## Task inputs
____________________

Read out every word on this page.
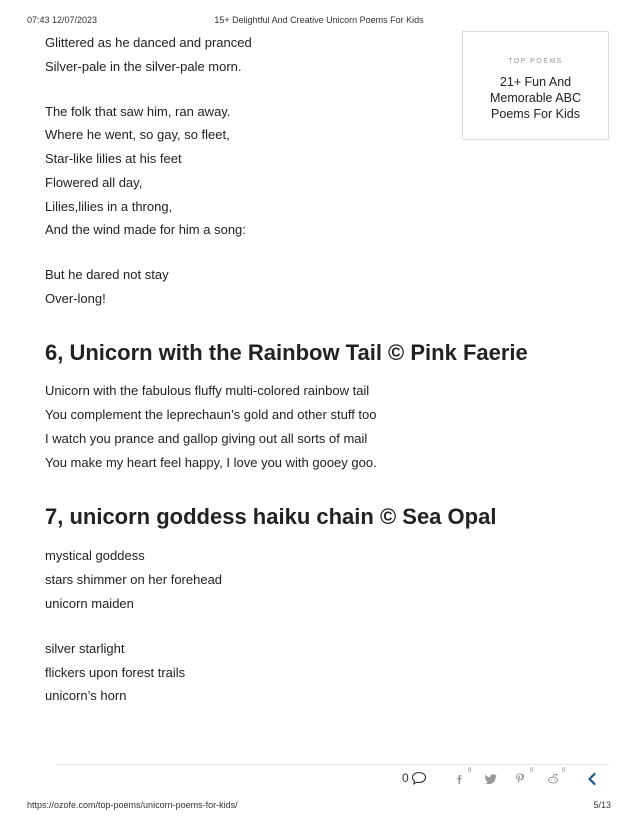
07:43 12/07/2023	15+ Delightful And Creative Unicorn Poems For Kids
Glittered as he danced and pranced
Silver-pale in the silver-pale morn.
The folk that saw him, ran away.
Where he went, so gay, so fleet,
Star-like lilies at his feet
Flowered all day,
Lilies,lilies in a throng,
And the wind made for him a song:
But he dared not stay
Over-long!
TOP POEMS
21+ Fun And Memorable ABC Poems For Kids
6, Unicorn with the Rainbow Tail © Pink Faerie
Unicorn with the fabulous fluffy multi-colored rainbow tail
You complement the leprechaun’s gold and other stuff too
I watch you prance and gallop giving out all sorts of mail
You make my heart feel happy, I love you with gooey goo.
7, unicorn goddess haiku chain © Sea Opal
mystical goddess
stars shimmer on her forehead
unicorn maiden
silver starlight
flickers upon forest trails
unicorn’s horn
0	0	0	0
https://ozofe.com/top-poems/unicorn-poems-for-kids/	5/13
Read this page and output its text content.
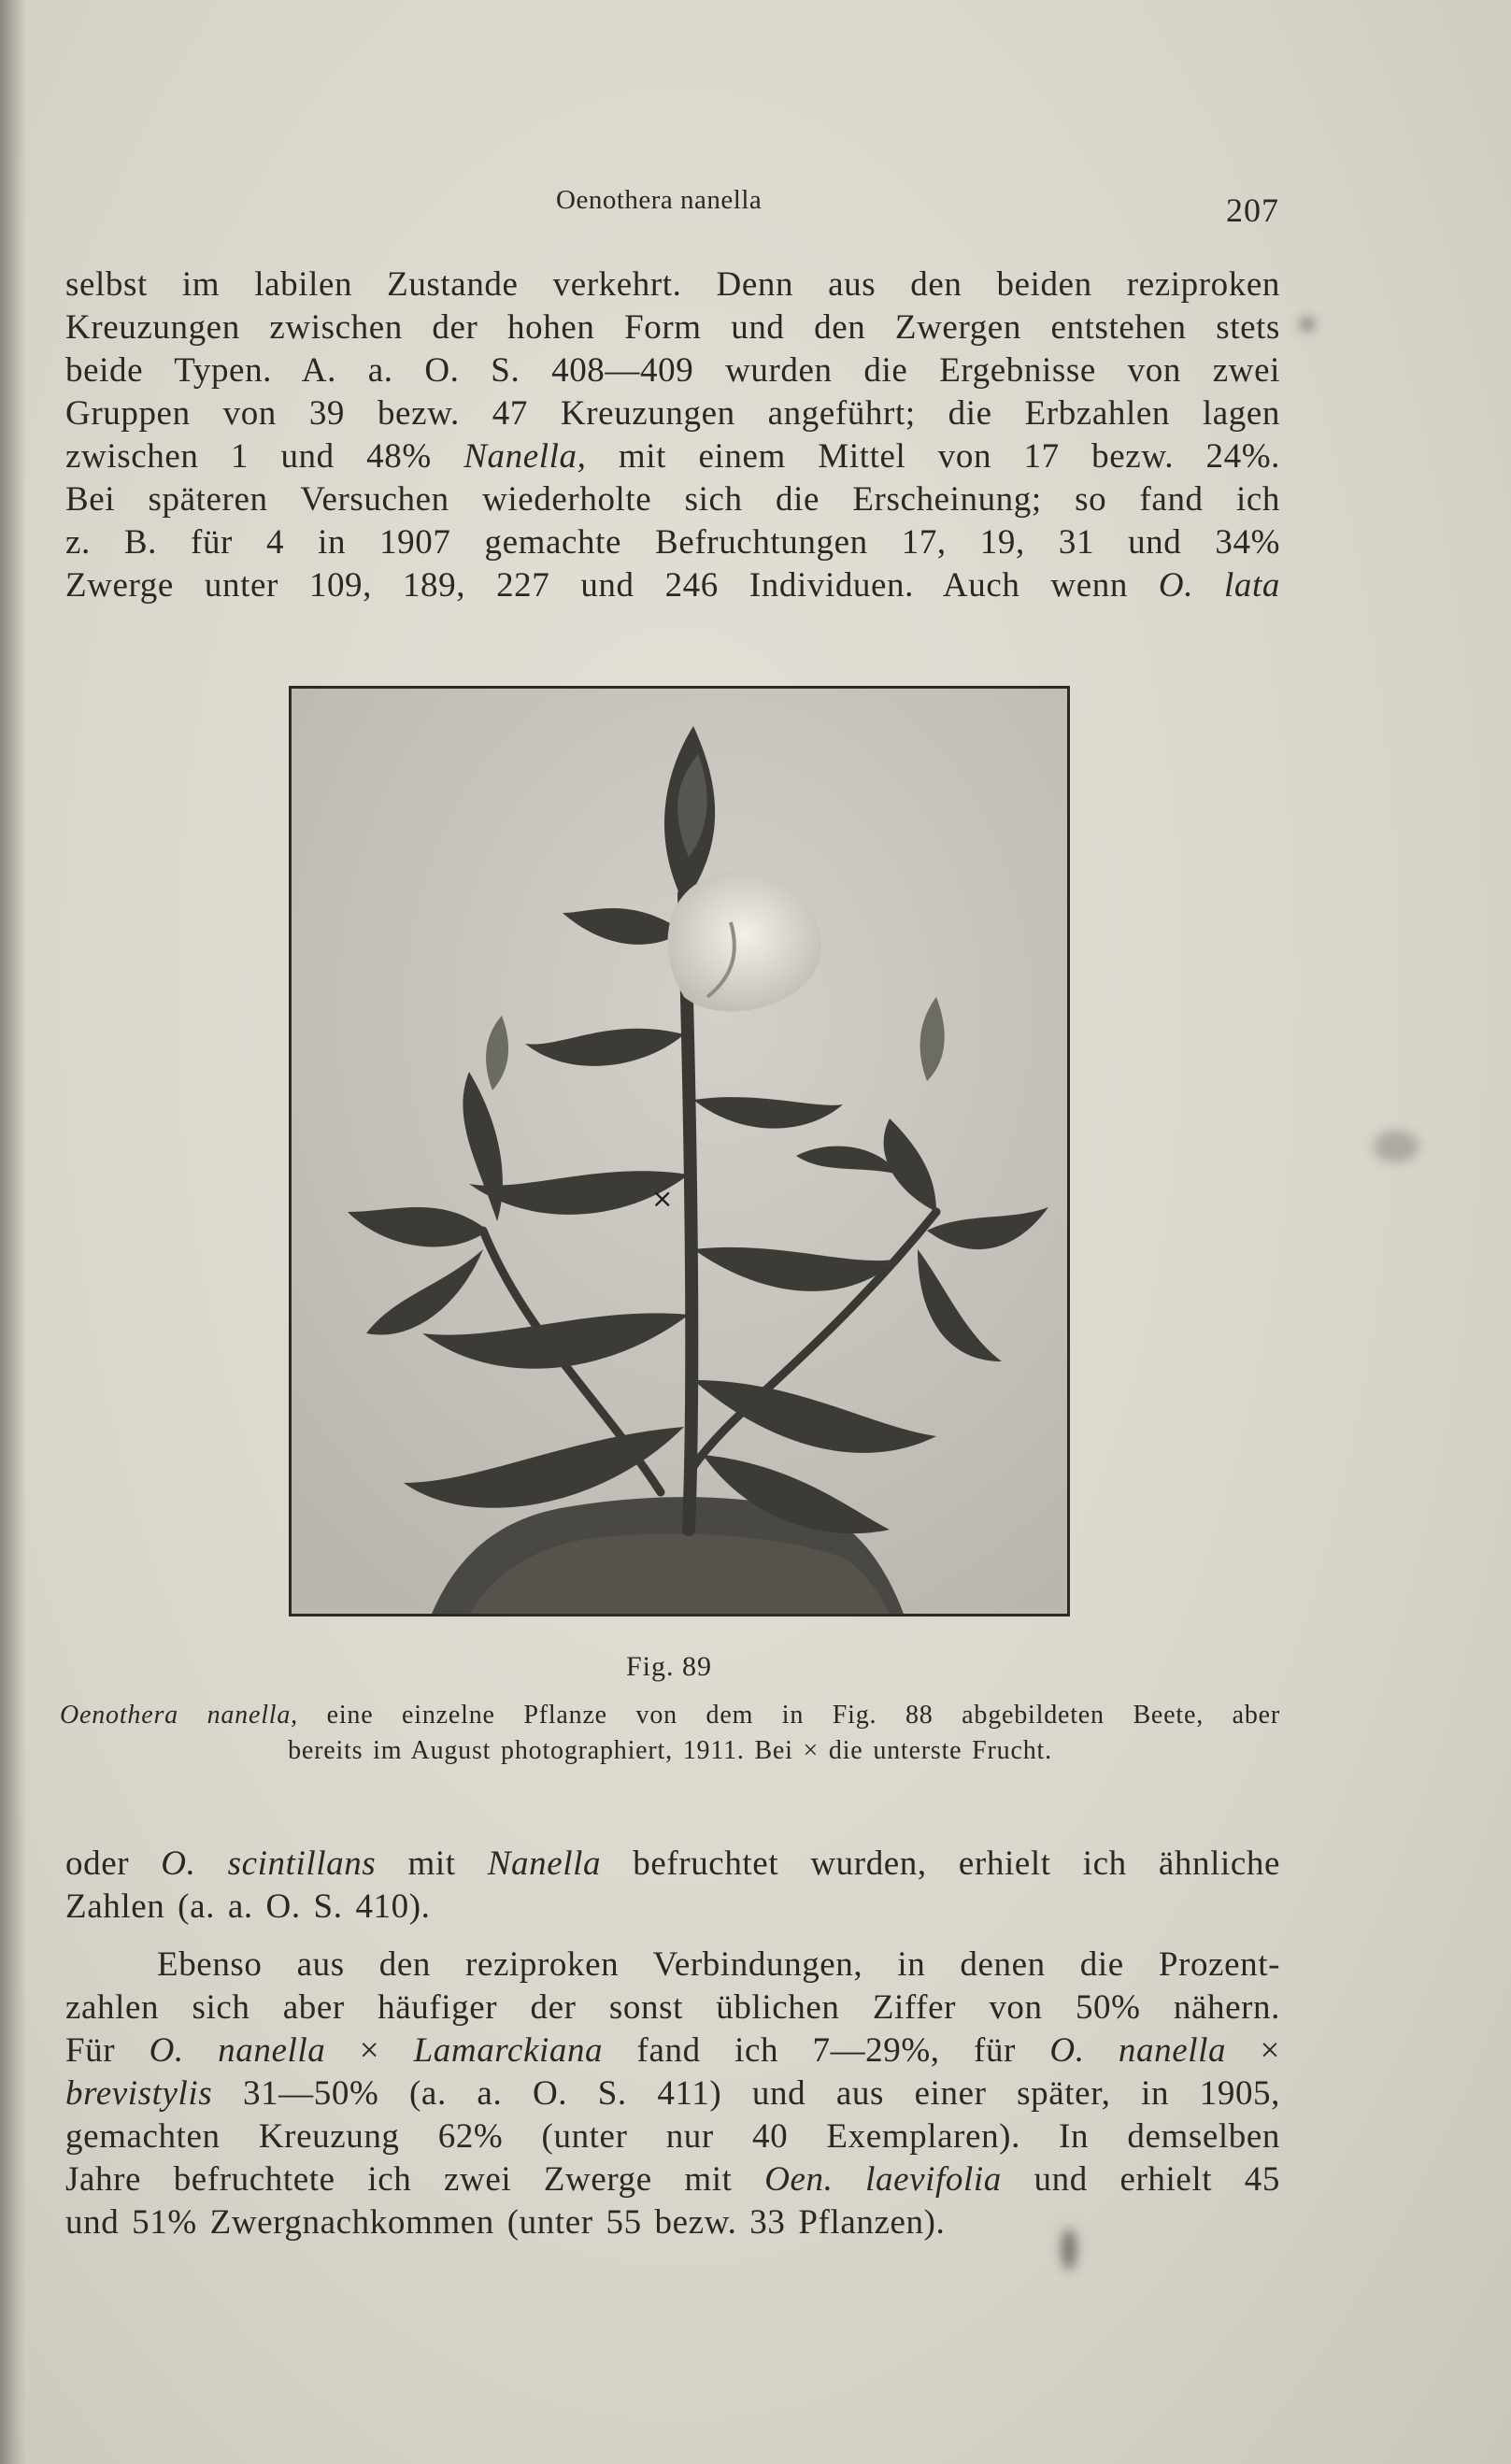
Oenothera nanella	207
selbst im labilen Zustande verkehrt. Denn aus den beiden reziproken
Kreuzungen zwischen der hohen Form und den Zwergen entstehen stets
beide Typen. A. a. O. S. 408—409 wurden die Ergebnisse von zwei
Gruppen von 39 bezw. 47 Kreuzungen angeführt; die Erbzahlen lagen
zwischen 1 und 48% Nanella, mit einem Mittel von 17 bezw. 24%.
Bei späteren Versuchen wiederholte sich die Erscheinung; so fand ich
z. B. für 4 in 1907 gemachte Befruchtungen 17, 19, 31 und 34%
Zwerge unter 109, 189, 227 und 246 Individuen. Auch wenn O. lata
×
Fig. 89
Oenothera nanella, eine einzelne Pflanze von dem in Fig. 88 abgebildeten Beete, aber
bereits im August photographiert, 1911. Bei × die unterste Frucht.
oder O. scintillans mit Nanella befruchtet wurden, erhielt ich ähnliche
Zahlen (a. a. O. S. 410).
Ebenso aus den reziproken Verbindungen, in denen die Prozent-
zahlen sich aber häufiger der sonst üblichen Ziffer von 50% nähern.
Für O. nanella × Lamarckiana fand ich 7—29%, für O. nanella ×
brevistylis 31—50% (a. a. O. S. 411) und aus einer später, in 1905,
gemachten Kreuzung 62% (unter nur 40 Exemplaren). In demselben
Jahre befruchtete ich zwei Zwerge mit Oen. laevifolia und erhielt 45
und 51% Zwergnachkommen (unter 55 bezw. 33 Pflanzen).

____________________

## Exercise
Each record above should be copied character for character, with pictures dropped.

## Reply
Read out every word on this page.
07:43 12/07/2023	15+ Delightful And Creative Unicorn Poems For Kids
Glittered as he danced and pranced
Silver-pale in the silver-pale morn.
The folk that saw him, ran away.
Where he went, so gay, so fleet,
Star-like lilies at his feet
Flowered all day,
Lilies,lilies in a throng,
And the wind made for him a song:
But he dared not stay
Over-long!
TOP POEMS
21+ Fun And Memorable ABC Poems For Kids
6, Unicorn with the Rainbow Tail © Pink Faerie
Unicorn with the fabulous fluffy multi-colored rainbow tail
You complement the leprechaun’s gold and other stuff too
I watch you prance and gallop giving out all sorts of mail
You make my heart feel happy, I love you with gooey goo.
7, unicorn goddess haiku chain © Sea Opal
mystical goddess
stars shimmer on her forehead
unicorn maiden
silver starlight
flickers upon forest trails
unicorn’s horn
0	0	0	0
https://ozofe.com/top-poems/unicorn-poems-for-kids/	5/13
Read this page and output its text content.
Oenothera nanella	207
selbst im labilen Zustande verkehrt. Denn aus den beiden reziproken
Kreuzungen zwischen der hohen Form und den Zwergen entstehen stets
beide Typen. A. a. O. S. 408—409 wurden die Ergebnisse von zwei
Gruppen von 39 bezw. 47 Kreuzungen angeführt; die Erbzahlen lagen
zwischen 1 und 48% Nanella, mit einem Mittel von 17 bezw. 24%.
Bei späteren Versuchen wiederholte sich die Erscheinung; so fand ich
z. B. für 4 in 1907 gemachte Befruchtungen 17, 19, 31 und 34%
Zwerge unter 109, 189, 227 und 246 Individuen. Auch wenn O. lata
×
Fig. 89
Oenothera nanella, eine einzelne Pflanze von dem in Fig. 88 abgebildeten Beete, aber
bereits im August photographiert, 1911. Bei × die unterste Frucht.
oder O. scintillans mit Nanella befruchtet wurden, erhielt ich ähnliche
Zahlen (a. a. O. S. 410).
Ebenso aus den reziproken Verbindungen, in denen die Prozent-
zahlen sich aber häufiger der sonst üblichen Ziffer von 50% nähern.
Für O. nanella × Lamarckiana fand ich 7—29%, für O. nanella ×
brevistylis 31—50% (a. a. O. S. 411) und aus einer später, in 1905,
gemachten Kreuzung 62% (unter nur 40 Exemplaren). In demselben
Jahre befruchtete ich zwei Zwerge mit Oen. laevifolia und erhielt 45
und 51% Zwergnachkommen (unter 55 bezw. 33 Pflanzen).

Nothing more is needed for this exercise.